* 任务 *
请更新以下所有条目：把其中的“y-tick-label”一律换成“y-axis-label”，其余内容保持不变。

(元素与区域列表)
.....

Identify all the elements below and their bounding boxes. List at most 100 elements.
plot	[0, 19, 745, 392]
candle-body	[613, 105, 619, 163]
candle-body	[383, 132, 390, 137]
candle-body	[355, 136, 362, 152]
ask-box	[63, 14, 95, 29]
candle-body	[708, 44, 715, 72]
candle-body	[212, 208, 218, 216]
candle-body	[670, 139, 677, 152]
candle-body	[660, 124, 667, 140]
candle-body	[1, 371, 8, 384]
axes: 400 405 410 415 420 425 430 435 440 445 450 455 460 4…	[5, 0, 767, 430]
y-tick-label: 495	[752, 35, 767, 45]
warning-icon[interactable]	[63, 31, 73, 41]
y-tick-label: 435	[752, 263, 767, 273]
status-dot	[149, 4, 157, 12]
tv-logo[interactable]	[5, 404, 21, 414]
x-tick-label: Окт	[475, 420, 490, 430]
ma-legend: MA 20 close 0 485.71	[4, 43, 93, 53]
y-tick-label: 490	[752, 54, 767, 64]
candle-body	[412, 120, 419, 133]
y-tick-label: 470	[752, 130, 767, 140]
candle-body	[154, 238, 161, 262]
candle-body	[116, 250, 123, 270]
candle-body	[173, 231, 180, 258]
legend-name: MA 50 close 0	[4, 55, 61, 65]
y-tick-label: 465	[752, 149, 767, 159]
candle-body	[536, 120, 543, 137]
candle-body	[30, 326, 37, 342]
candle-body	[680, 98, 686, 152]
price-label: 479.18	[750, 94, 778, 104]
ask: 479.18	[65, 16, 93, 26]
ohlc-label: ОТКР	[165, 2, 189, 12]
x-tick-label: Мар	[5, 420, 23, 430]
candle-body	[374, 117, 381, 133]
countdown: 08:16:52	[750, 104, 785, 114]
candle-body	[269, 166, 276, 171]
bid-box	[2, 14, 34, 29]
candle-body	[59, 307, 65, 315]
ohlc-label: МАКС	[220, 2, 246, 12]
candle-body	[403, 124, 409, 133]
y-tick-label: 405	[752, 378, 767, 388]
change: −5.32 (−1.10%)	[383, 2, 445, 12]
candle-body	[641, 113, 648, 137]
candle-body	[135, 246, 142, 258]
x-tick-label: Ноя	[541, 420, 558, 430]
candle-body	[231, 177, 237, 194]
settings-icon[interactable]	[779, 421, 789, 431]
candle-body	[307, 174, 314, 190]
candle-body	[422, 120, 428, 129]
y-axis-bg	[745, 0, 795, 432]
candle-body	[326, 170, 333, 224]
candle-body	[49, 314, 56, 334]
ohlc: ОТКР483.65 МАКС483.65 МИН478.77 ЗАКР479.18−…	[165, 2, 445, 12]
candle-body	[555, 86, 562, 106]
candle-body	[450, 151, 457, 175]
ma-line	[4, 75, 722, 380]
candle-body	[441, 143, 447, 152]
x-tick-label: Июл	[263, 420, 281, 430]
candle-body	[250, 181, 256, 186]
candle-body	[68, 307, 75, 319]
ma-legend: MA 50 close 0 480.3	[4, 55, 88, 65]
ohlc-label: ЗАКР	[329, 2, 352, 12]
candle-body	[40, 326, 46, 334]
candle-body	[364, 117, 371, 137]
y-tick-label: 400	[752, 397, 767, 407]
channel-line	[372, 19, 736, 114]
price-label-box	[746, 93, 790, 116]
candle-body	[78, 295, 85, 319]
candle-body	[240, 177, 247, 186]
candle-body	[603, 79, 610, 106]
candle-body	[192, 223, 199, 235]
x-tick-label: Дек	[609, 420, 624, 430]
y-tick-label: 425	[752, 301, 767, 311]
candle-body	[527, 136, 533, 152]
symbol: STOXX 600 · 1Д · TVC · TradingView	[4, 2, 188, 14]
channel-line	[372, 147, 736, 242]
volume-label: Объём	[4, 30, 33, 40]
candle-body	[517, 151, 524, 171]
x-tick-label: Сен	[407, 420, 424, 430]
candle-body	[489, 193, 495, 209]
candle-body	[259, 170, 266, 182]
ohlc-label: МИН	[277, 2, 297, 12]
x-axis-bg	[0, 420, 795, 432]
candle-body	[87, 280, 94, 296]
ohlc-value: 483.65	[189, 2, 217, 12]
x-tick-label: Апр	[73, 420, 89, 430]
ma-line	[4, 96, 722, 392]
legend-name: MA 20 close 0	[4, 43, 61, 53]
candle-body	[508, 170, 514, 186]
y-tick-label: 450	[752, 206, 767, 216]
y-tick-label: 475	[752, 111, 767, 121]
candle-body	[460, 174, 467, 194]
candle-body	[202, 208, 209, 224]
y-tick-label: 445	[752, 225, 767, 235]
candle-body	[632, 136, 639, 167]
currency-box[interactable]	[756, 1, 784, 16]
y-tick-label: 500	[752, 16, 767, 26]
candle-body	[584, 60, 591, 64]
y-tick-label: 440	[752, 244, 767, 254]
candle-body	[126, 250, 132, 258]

.....

* 参考答案 *
Identify all the elements below and their bounding boxes. List at most 100 elements.
plot	[0, 19, 745, 392]
candle-body	[613, 105, 619, 163]
candle-body	[383, 132, 390, 137]
candle-body	[355, 136, 362, 152]
ask-box	[63, 14, 95, 29]
candle-body	[708, 44, 715, 72]
candle-body	[212, 208, 218, 216]
candle-body	[670, 139, 677, 152]
candle-body	[660, 124, 667, 140]
candle-body	[1, 371, 8, 384]
axes: 400 405 410 415 420 425 430 435 440 445 450 455 460 4…	[5, 0, 767, 430]
y-axis-label: 495	[752, 35, 767, 45]
warning-icon[interactable]	[63, 31, 73, 41]
y-axis-label: 435	[752, 263, 767, 273]
status-dot	[149, 4, 157, 12]
tv-logo[interactable]	[5, 404, 21, 414]
x-tick-label: Окт	[475, 420, 490, 430]
ma-legend: MA 20 close 0 485.71	[4, 43, 93, 53]
y-axis-label: 490	[752, 54, 767, 64]
candle-body	[412, 120, 419, 133]
y-axis-label: 470	[752, 130, 767, 140]
candle-body	[154, 238, 161, 262]
candle-body	[116, 250, 123, 270]
candle-body	[173, 231, 180, 258]
legend-name: MA 50 close 0	[4, 55, 61, 65]
y-axis-label: 465	[752, 149, 767, 159]
candle-body	[536, 120, 543, 137]
candle-body	[30, 326, 37, 342]
candle-body	[680, 98, 686, 152]
price-label: 479.18	[750, 94, 778, 104]
ask: 479.18	[65, 16, 93, 26]
ohlc-label: ОТКР	[165, 2, 189, 12]
x-tick-label: Мар	[5, 420, 23, 430]
candle-body	[374, 117, 381, 133]
countdown: 08:16:52	[750, 104, 785, 114]
candle-body	[269, 166, 276, 171]
bid-box	[2, 14, 34, 29]
candle-body	[59, 307, 65, 315]
ohlc-label: МАКС	[220, 2, 246, 12]
candle-body	[403, 124, 409, 133]
y-axis-label: 405	[752, 378, 767, 388]
change: −5.32 (−1.10%)	[383, 2, 445, 12]
candle-body	[641, 113, 648, 137]
candle-body	[135, 246, 142, 258]
x-tick-label: Ноя	[541, 420, 558, 430]
candle-body	[231, 177, 237, 194]
settings-icon[interactable]	[779, 421, 789, 431]
candle-body	[307, 174, 314, 190]
candle-body	[422, 120, 428, 129]
y-axis-bg	[745, 0, 795, 432]
candle-body	[326, 170, 333, 224]
candle-body	[49, 314, 56, 334]
ohlc: ОТКР483.65 МАКС483.65 МИН478.77 ЗАКР479.18−…	[165, 2, 445, 12]
candle-body	[555, 86, 562, 106]
candle-body	[450, 151, 457, 175]
ma-line	[4, 75, 722, 380]
candle-body	[441, 143, 447, 152]
x-tick-label: Июл	[263, 420, 281, 430]
candle-body	[250, 181, 256, 186]
candle-body	[68, 307, 75, 319]
ma-legend: MA 50 close 0 480.3	[4, 55, 88, 65]
ohlc-label: ЗАКР	[329, 2, 352, 12]
candle-body	[40, 326, 46, 334]
candle-body	[364, 117, 371, 137]
y-axis-label: 400	[752, 397, 767, 407]
channel-line	[372, 19, 736, 114]
price-label-box	[746, 93, 790, 116]
candle-body	[78, 295, 85, 319]
candle-body	[240, 177, 247, 186]
candle-body	[603, 79, 610, 106]
candle-body	[192, 223, 199, 235]
x-tick-label: Дек	[609, 420, 624, 430]
y-axis-label: 425	[752, 301, 767, 311]
candle-body	[527, 136, 533, 152]
symbol: STOXX 600 · 1Д · TVC · TradingView	[4, 2, 188, 14]
channel-line	[372, 147, 736, 242]
volume-label: Объём	[4, 30, 33, 40]
candle-body	[517, 151, 524, 171]
x-tick-label: Сен	[407, 420, 424, 430]
candle-body	[489, 193, 495, 209]
candle-body	[259, 170, 266, 182]
ohlc-label: МИН	[277, 2, 297, 12]
x-axis-bg	[0, 420, 795, 432]
candle-body	[87, 280, 94, 296]
ohlc-value: 483.65	[189, 2, 217, 12]
x-tick-label: Апр	[73, 420, 89, 430]
ma-line	[4, 96, 722, 392]
legend-name: MA 20 close 0	[4, 43, 61, 53]
candle-body	[508, 170, 514, 186]
y-axis-label: 450	[752, 206, 767, 216]
y-axis-label: 475	[752, 111, 767, 121]
candle-body	[460, 174, 467, 194]
candle-body	[202, 208, 209, 224]
y-axis-label: 445	[752, 225, 767, 235]
candle-body	[632, 136, 639, 167]
currency-box[interactable]	[756, 1, 784, 16]
y-axis-label: 500	[752, 16, 767, 26]
candle-body	[584, 60, 591, 64]
y-axis-label: 440	[752, 244, 767, 254]
candle-body	[126, 250, 132, 258]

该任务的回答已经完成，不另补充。